→ Problem to solve
Only the lines from the one containing "Give me a plain-text" through the end of the entries should be repeated, exactly as they appear, first and last included.

→ Data shown
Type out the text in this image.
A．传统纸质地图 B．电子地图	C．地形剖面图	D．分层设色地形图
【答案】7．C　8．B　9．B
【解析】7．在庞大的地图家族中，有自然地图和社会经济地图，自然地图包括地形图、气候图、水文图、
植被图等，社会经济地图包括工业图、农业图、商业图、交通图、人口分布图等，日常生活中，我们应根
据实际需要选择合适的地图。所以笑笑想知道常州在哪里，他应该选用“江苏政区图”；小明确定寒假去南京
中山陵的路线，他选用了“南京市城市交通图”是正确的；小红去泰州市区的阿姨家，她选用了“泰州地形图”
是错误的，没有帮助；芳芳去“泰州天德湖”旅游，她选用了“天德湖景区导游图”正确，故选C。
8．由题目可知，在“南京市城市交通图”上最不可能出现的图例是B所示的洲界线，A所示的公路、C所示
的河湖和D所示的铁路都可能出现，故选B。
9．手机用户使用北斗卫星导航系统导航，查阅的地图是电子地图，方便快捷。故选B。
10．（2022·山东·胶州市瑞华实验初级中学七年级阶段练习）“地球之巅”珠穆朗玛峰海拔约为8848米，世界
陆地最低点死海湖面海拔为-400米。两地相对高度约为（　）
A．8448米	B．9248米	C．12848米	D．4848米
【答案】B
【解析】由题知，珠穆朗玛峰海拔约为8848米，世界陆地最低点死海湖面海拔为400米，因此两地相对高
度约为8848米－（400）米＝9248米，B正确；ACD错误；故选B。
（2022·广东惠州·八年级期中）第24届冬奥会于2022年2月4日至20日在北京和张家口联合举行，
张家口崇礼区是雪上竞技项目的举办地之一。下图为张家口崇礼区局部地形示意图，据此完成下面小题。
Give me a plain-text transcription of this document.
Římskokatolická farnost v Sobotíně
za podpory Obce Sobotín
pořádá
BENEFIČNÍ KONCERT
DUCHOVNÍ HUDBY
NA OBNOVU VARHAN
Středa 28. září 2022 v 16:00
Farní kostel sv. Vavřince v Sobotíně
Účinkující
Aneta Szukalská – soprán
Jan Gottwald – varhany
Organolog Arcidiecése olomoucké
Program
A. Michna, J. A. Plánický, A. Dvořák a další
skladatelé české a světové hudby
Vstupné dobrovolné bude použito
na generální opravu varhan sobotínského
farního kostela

→ The answer
Give me a plain-text transcription of this document.
Římskokatolická farnost v Sobotíně
za podpory Obce Sobotín
pořádá
BENEFIČNÍ KONCERT
DUCHOVNÍ HUDBY
NA OBNOVU VARHAN
Středa 28. září 2022 v 16:00
Farní kostel sv. Vavřince v Sobotíně
Účinkující
Aneta Szukalská – soprán
Jan Gottwald – varhany
Organolog Arcidiecése olomoucké
Program
A. Michna, J. A. Plánický, A. Dvořák a další
skladatelé české a světové hudby
Vstupné dobrovolné bude použito
na generální opravu varhan sobotínského
farního kostela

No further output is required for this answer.